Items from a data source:

____________________

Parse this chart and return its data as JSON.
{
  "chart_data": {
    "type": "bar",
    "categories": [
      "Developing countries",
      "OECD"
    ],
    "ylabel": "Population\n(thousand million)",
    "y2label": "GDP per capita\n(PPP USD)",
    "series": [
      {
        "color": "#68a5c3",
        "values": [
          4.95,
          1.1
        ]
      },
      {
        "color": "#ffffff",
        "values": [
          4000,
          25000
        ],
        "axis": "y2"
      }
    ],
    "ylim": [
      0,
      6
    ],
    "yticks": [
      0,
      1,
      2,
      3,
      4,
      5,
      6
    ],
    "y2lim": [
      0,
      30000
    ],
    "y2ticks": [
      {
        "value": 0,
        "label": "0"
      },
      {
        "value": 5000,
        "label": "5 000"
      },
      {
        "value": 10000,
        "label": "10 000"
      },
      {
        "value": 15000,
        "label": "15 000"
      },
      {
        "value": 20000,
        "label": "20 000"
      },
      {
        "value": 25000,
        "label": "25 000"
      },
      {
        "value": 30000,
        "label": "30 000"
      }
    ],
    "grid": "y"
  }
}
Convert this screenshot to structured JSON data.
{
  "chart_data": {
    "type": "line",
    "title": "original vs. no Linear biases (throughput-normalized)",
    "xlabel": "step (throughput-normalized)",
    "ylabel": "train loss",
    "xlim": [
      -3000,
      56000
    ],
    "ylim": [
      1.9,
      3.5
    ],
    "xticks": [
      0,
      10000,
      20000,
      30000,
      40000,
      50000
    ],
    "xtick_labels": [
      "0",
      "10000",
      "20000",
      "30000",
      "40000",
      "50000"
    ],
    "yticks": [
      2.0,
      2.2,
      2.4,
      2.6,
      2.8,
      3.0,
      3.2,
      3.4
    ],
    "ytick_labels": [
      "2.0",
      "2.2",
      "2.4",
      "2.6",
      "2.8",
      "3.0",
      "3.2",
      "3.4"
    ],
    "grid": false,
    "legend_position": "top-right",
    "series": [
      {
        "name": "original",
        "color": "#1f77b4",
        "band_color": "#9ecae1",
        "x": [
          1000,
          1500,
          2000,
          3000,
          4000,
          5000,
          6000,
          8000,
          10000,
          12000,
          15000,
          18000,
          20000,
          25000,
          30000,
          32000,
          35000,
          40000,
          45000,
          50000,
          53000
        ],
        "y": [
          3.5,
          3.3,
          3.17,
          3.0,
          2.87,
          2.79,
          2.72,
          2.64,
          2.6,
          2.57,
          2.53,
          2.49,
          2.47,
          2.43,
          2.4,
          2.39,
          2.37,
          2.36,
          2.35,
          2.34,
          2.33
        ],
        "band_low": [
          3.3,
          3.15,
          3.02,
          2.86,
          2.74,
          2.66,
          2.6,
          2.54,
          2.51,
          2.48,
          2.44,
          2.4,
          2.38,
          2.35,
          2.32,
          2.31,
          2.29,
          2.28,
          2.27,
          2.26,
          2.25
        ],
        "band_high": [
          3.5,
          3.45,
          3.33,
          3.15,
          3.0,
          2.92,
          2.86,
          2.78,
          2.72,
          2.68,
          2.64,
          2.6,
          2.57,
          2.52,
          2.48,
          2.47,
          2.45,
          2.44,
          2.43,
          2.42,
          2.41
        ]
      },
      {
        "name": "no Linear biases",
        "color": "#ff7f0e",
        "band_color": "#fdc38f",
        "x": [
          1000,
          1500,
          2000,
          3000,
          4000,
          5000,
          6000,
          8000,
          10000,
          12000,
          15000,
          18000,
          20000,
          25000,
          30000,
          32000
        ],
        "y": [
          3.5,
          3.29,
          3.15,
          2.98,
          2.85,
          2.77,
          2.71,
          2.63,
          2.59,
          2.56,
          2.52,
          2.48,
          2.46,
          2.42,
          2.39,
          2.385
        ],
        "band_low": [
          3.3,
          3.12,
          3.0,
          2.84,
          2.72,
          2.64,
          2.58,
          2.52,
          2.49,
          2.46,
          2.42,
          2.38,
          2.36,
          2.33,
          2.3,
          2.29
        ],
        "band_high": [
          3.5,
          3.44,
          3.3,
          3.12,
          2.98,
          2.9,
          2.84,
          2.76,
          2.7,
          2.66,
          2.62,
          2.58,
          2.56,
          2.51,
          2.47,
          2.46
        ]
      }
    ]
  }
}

____________________

Exercise requirements: Set out the complete listing exactly as shown.

Written response:
Parse this chart and return its data as JSON.
{
  "chart_data": {
    "type": "bar",
    "categories": [
      "Developing countries",
      "OECD"
    ],
    "ylabel": "Population\n(thousand million)",
    "y2label": "GDP per capita\n(PPP USD)",
    "series": [
      {
        "color": "#68a5c3",
        "values": [
          4.95,
          1.1
        ]
      },
      {
        "color": "#ffffff",
        "values": [
          4000,
          25000
        ],
        "axis": "y2"
      }
    ],
    "ylim": [
      0,
      6
    ],
    "yticks": [
      0,
      1,
      2,
      3,
      4,
      5,
      6
    ],
    "y2lim": [
      0,
      30000
    ],
    "y2ticks": [
      {
        "value": 0,
        "label": "0"
      },
      {
        "value": 5000,
        "label": "5 000"
      },
      {
        "value": 10000,
        "label": "10 000"
      },
      {
        "value": 15000,
        "label": "15 000"
      },
      {
        "value": 20000,
        "label": "20 000"
      },
      {
        "value": 25000,
        "label": "25 000"
      },
      {
        "value": 30000,
        "label": "30 000"
      }
    ],
    "grid": "y"
  }
}
Convert this screenshot to structured JSON data.
{
  "chart_data": {
    "type": "line",
    "title": "original vs. no Linear biases (throughput-normalized)",
    "xlabel": "step (throughput-normalized)",
    "ylabel": "train loss",
    "xlim": [
      -3000,
      56000
    ],
    "ylim": [
      1.9,
      3.5
    ],
    "xticks": [
      0,
      10000,
      20000,
      30000,
      40000,
      50000
    ],
    "xtick_labels": [
      "0",
      "10000",
      "20000",
      "30000",
      "40000",
      "50000"
    ],
    "yticks": [
      2.0,
      2.2,
      2.4,
      2.6,
      2.8,
      3.0,
      3.2,
      3.4
    ],
    "ytick_labels": [
      "2.0",
      "2.2",
      "2.4",
      "2.6",
      "2.8",
      "3.0",
      "3.2",
      "3.4"
    ],
    "grid": false,
    "legend_position": "top-right",
    "series": [
      {
        "name": "original",
        "color": "#1f77b4",
        "band_color": "#9ecae1",
        "x": [
          1000,
          1500,
          2000,
          3000,
          4000,
          5000,
          6000,
          8000,
          10000,
          12000,
          15000,
          18000,
          20000,
          25000,
          30000,
          32000,
          35000,
          40000,
          45000,
          50000,
          53000
        ],
        "y": [
          3.5,
          3.3,
          3.17,
          3.0,
          2.87,
          2.79,
          2.72,
          2.64,
          2.6,
          2.57,
          2.53,
          2.49,
          2.47,
          2.43,
          2.4,
          2.39,
          2.37,
          2.36,
          2.35,
          2.34,
          2.33
        ],
        "band_low": [
          3.3,
          3.15,
          3.02,
          2.86,
          2.74,
          2.66,
          2.6,
          2.54,
          2.51,
          2.48,
          2.44,
          2.4,
          2.38,
          2.35,
          2.32,
          2.31,
          2.29,
          2.28,
          2.27,
          2.26,
          2.25
        ],
        "band_high": [
          3.5,
          3.45,
          3.33,
          3.15,
          3.0,
          2.92,
          2.86,
          2.78,
          2.72,
          2.68,
          2.64,
          2.6,
          2.57,
          2.52,
          2.48,
          2.47,
          2.45,
          2.44,
          2.43,
          2.42,
          2.41
        ]
      },
      {
        "name": "no Linear biases",
        "color": "#ff7f0e",
        "band_color": "#fdc38f",
        "x": [
          1000,
          1500,
          2000,
          3000,
          4000,
          5000,
          6000,
          8000,
          10000,
          12000,
          15000,
          18000,
          20000,
          25000,
          30000,
          32000
        ],
        "y": [
          3.5,
          3.29,
          3.15,
          2.98,
          2.85,
          2.77,
          2.71,
          2.63,
          2.59,
          2.56,
          2.52,
          2.48,
          2.46,
          2.42,
          2.39,
          2.385
        ],
        "band_low": [
          3.3,
          3.12,
          3.0,
          2.84,
          2.72,
          2.64,
          2.58,
          2.52,
          2.49,
          2.46,
          2.42,
          2.38,
          2.36,
          2.33,
          2.3,
          2.29
        ],
        "band_high": [
          3.5,
          3.44,
          3.3,
          3.12,
          2.98,
          2.9,
          2.84,
          2.76,
          2.7,
          2.66,
          2.62,
          2.58,
          2.56,
          2.51,
          2.47,
          2.46
        ]
      }
    ]
  }
}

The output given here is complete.